* [Do this]: Your task is to print all of the data word for word.
★ ★ ★ ★ ★
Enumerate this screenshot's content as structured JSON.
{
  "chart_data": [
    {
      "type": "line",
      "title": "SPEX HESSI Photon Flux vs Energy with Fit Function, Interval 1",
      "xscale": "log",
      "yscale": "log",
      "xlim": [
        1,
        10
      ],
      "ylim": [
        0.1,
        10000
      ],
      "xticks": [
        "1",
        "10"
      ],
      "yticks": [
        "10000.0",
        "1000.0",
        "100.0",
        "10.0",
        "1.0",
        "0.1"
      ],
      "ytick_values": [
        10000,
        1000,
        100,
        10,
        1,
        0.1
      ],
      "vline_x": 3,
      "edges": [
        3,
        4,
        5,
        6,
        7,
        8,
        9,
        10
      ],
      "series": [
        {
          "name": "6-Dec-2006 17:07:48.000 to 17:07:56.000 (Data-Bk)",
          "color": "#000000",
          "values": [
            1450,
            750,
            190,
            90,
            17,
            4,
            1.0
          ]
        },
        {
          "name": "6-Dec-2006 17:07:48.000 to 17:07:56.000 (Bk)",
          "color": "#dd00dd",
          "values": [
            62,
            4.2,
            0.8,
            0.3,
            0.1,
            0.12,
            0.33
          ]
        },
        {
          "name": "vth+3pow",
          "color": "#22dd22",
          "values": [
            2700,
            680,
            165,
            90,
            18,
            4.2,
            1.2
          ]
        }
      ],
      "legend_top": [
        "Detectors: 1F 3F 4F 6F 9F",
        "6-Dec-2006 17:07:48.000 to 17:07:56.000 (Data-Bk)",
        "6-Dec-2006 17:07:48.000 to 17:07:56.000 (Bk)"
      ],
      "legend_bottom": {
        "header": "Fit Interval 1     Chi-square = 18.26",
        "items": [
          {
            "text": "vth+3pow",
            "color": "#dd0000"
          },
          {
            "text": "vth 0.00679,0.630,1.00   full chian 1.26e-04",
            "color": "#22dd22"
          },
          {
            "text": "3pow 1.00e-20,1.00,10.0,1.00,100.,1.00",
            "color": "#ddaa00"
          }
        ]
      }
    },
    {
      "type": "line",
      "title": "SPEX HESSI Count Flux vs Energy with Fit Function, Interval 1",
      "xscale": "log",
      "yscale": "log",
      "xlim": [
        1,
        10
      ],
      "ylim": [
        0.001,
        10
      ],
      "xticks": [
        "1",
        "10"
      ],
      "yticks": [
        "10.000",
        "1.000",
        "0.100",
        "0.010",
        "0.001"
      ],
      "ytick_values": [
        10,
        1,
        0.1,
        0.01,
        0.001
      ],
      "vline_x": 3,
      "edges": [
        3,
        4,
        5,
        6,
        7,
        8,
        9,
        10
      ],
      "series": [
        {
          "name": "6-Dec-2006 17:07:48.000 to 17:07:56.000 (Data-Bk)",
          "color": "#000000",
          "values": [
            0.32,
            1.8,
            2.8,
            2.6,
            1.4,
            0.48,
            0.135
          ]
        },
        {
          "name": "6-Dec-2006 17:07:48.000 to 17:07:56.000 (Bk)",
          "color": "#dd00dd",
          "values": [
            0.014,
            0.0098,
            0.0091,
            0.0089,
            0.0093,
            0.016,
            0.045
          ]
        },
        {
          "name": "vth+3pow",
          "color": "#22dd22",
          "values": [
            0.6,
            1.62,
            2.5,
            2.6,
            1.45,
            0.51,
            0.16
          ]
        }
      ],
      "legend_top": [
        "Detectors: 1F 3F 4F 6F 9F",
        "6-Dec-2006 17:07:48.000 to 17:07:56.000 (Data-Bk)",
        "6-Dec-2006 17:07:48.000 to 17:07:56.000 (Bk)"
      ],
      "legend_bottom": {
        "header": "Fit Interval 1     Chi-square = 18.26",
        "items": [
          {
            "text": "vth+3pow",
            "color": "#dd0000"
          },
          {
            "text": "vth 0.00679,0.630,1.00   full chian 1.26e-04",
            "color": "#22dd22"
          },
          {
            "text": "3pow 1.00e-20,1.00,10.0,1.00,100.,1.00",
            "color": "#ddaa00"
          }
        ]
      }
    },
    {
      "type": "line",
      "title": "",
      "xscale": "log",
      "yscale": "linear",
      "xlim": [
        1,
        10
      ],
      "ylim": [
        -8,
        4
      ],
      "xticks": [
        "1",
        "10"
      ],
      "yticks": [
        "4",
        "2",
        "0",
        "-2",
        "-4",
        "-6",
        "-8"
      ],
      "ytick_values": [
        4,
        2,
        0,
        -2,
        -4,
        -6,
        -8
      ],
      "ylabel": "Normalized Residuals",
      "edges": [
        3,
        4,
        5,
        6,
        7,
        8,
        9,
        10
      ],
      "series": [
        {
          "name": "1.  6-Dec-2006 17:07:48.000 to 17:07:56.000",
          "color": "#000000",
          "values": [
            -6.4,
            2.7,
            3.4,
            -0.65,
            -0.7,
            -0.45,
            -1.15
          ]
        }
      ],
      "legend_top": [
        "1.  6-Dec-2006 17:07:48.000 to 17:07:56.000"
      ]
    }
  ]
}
★ ★ ★ ★ ★
* [Result below]:
Enumerate this screenshot's content as structured JSON.
{
  "chart_data": [
    {
      "type": "line",
      "title": "SPEX HESSI Photon Flux vs Energy with Fit Function, Interval 1",
      "xscale": "log",
      "yscale": "log",
      "xlim": [
        1,
        10
      ],
      "ylim": [
        0.1,
        10000
      ],
      "xticks": [
        "1",
        "10"
      ],
      "yticks": [
        "10000.0",
        "1000.0",
        "100.0",
        "10.0",
        "1.0",
        "0.1"
      ],
      "ytick_values": [
        10000,
        1000,
        100,
        10,
        1,
        0.1
      ],
      "vline_x": 3,
      "edges": [
        3,
        4,
        5,
        6,
        7,
        8,
        9,
        10
      ],
      "series": [
        {
          "name": "6-Dec-2006 17:07:48.000 to 17:07:56.000 (Data-Bk)",
          "color": "#000000",
          "values": [
            1450,
            750,
            190,
            90,
            17,
            4,
            1.0
          ]
        },
        {
          "name": "6-Dec-2006 17:07:48.000 to 17:07:56.000 (Bk)",
          "color": "#dd00dd",
          "values": [
            62,
            4.2,
            0.8,
            0.3,
            0.1,
            0.12,
            0.33
          ]
        },
        {
          "name": "vth+3pow",
          "color": "#22dd22",
          "values": [
            2700,
            680,
            165,
            90,
            18,
            4.2,
            1.2
          ]
        }
      ],
      "legend_top": [
        "Detectors: 1F 3F 4F 6F 9F",
        "6-Dec-2006 17:07:48.000 to 17:07:56.000 (Data-Bk)",
        "6-Dec-2006 17:07:48.000 to 17:07:56.000 (Bk)"
      ],
      "legend_bottom": {
        "header": "Fit Interval 1     Chi-square = 18.26",
        "items": [
          {
            "text": "vth+3pow",
            "color": "#dd0000"
          },
          {
            "text": "vth 0.00679,0.630,1.00   full chian 1.26e-04",
            "color": "#22dd22"
          },
          {
            "text": "3pow 1.00e-20,1.00,10.0,1.00,100.,1.00",
            "color": "#ddaa00"
          }
        ]
      }
    },
    {
      "type": "line",
      "title": "SPEX HESSI Count Flux vs Energy with Fit Function, Interval 1",
      "xscale": "log",
      "yscale": "log",
      "xlim": [
        1,
        10
      ],
      "ylim": [
        0.001,
        10
      ],
      "xticks": [
        "1",
        "10"
      ],
      "yticks": [
        "10.000",
        "1.000",
        "0.100",
        "0.010",
        "0.001"
      ],
      "ytick_values": [
        10,
        1,
        0.1,
        0.01,
        0.001
      ],
      "vline_x": 3,
      "edges": [
        3,
        4,
        5,
        6,
        7,
        8,
        9,
        10
      ],
      "series": [
        {
          "name": "6-Dec-2006 17:07:48.000 to 17:07:56.000 (Data-Bk)",
          "color": "#000000",
          "values": [
            0.32,
            1.8,
            2.8,
            2.6,
            1.4,
            0.48,
            0.135
          ]
        },
        {
          "name": "6-Dec-2006 17:07:48.000 to 17:07:56.000 (Bk)",
          "color": "#dd00dd",
          "values": [
            0.014,
            0.0098,
            0.0091,
            0.0089,
            0.0093,
            0.016,
            0.045
          ]
        },
        {
          "name": "vth+3pow",
          "color": "#22dd22",
          "values": [
            0.6,
            1.62,
            2.5,
            2.6,
            1.45,
            0.51,
            0.16
          ]
        }
      ],
      "legend_top": [
        "Detectors: 1F 3F 4F 6F 9F",
        "6-Dec-2006 17:07:48.000 to 17:07:56.000 (Data-Bk)",
        "6-Dec-2006 17:07:48.000 to 17:07:56.000 (Bk)"
      ],
      "legend_bottom": {
        "header": "Fit Interval 1     Chi-square = 18.26",
        "items": [
          {
            "text": "vth+3pow",
            "color": "#dd0000"
          },
          {
            "text": "vth 0.00679,0.630,1.00   full chian 1.26e-04",
            "color": "#22dd22"
          },
          {
            "text": "3pow 1.00e-20,1.00,10.0,1.00,100.,1.00",
            "color": "#ddaa00"
          }
        ]
      }
    },
    {
      "type": "line",
      "title": "",
      "xscale": "log",
      "yscale": "linear",
      "xlim": [
        1,
        10
      ],
      "ylim": [
        -8,
        4
      ],
      "xticks": [
        "1",
        "10"
      ],
      "yticks": [
        "4",
        "2",
        "0",
        "-2",
        "-4",
        "-6",
        "-8"
      ],
      "ytick_values": [
        4,
        2,
        0,
        -2,
        -4,
        -6,
        -8
      ],
      "ylabel": "Normalized Residuals",
      "edges": [
        3,
        4,
        5,
        6,
        7,
        8,
        9,
        10
      ],
      "series": [
        {
          "name": "1.  6-Dec-2006 17:07:48.000 to 17:07:56.000",
          "color": "#000000",
          "values": [
            -6.4,
            2.7,
            3.4,
            -0.65,
            -0.7,
            -0.45,
            -1.15
          ]
        }
      ],
      "legend_top": [
        "1.  6-Dec-2006 17:07:48.000 to 17:07:56.000"
      ]
    }
  ]
}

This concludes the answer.